| What to produce |
Without the pictures, repeat the listing character for character.

| Given information |
## Start

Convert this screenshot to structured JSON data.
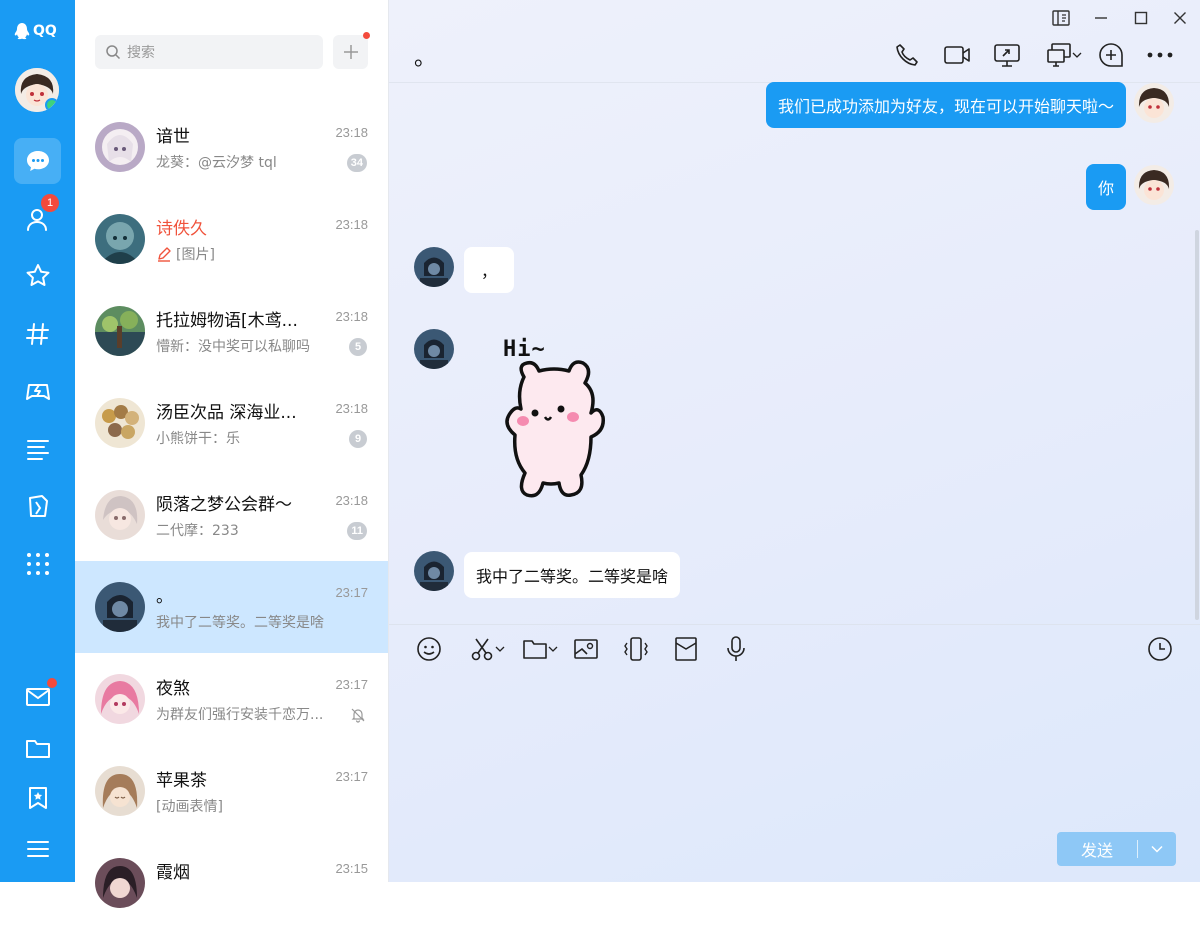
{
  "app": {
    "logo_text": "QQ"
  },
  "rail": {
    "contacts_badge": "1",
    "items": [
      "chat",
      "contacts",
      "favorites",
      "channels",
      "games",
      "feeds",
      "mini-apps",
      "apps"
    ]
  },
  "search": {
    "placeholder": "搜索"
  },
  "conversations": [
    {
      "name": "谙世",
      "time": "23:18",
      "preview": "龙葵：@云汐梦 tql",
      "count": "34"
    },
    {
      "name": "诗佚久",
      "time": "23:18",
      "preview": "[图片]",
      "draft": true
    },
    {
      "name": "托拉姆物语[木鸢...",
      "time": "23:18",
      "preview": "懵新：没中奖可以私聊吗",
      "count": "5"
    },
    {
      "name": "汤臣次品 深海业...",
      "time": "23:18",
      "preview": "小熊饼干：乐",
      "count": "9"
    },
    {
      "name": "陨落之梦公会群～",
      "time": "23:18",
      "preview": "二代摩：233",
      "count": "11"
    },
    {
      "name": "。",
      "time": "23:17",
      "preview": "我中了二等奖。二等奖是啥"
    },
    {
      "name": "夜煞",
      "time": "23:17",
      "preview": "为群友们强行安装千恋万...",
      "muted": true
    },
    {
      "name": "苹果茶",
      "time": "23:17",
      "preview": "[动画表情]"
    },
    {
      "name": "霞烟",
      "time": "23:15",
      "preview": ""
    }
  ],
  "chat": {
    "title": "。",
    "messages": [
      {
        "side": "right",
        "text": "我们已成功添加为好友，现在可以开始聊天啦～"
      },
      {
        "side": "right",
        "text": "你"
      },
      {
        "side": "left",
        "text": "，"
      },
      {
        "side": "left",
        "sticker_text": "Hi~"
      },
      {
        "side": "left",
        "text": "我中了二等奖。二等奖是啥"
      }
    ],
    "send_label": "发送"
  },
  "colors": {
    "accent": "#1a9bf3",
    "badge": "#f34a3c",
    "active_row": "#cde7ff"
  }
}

## End

| Output for this exercise |
Convert this screenshot to structured JSON data.
{
  "app": {
    "logo_text": "QQ"
  },
  "rail": {
    "contacts_badge": "1",
    "items": [
      "chat",
      "contacts",
      "favorites",
      "channels",
      "games",
      "feeds",
      "mini-apps",
      "apps"
    ]
  },
  "search": {
    "placeholder": "搜索"
  },
  "conversations": [
    {
      "name": "谙世",
      "time": "23:18",
      "preview": "龙葵：@云汐梦 tql",
      "count": "34"
    },
    {
      "name": "诗佚久",
      "time": "23:18",
      "preview": "[图片]",
      "draft": true
    },
    {
      "name": "托拉姆物语[木鸢...",
      "time": "23:18",
      "preview": "懵新：没中奖可以私聊吗",
      "count": "5"
    },
    {
      "name": "汤臣次品 深海业...",
      "time": "23:18",
      "preview": "小熊饼干：乐",
      "count": "9"
    },
    {
      "name": "陨落之梦公会群～",
      "time": "23:18",
      "preview": "二代摩：233",
      "count": "11"
    },
    {
      "name": "。",
      "time": "23:17",
      "preview": "我中了二等奖。二等奖是啥"
    },
    {
      "name": "夜煞",
      "time": "23:17",
      "preview": "为群友们强行安装千恋万...",
      "muted": true
    },
    {
      "name": "苹果茶",
      "time": "23:17",
      "preview": "[动画表情]"
    },
    {
      "name": "霞烟",
      "time": "23:15",
      "preview": ""
    }
  ],
  "chat": {
    "title": "。",
    "messages": [
      {
        "side": "right",
        "text": "我们已成功添加为好友，现在可以开始聊天啦～"
      },
      {
        "side": "right",
        "text": "你"
      },
      {
        "side": "left",
        "text": "，"
      },
      {
        "side": "left",
        "sticker_text": "Hi~"
      },
      {
        "side": "left",
        "text": "我中了二等奖。二等奖是啥"
      }
    ],
    "send_label": "发送"
  },
  "colors": {
    "accent": "#1a9bf3",
    "badge": "#f34a3c",
    "active_row": "#cde7ff"
  }
}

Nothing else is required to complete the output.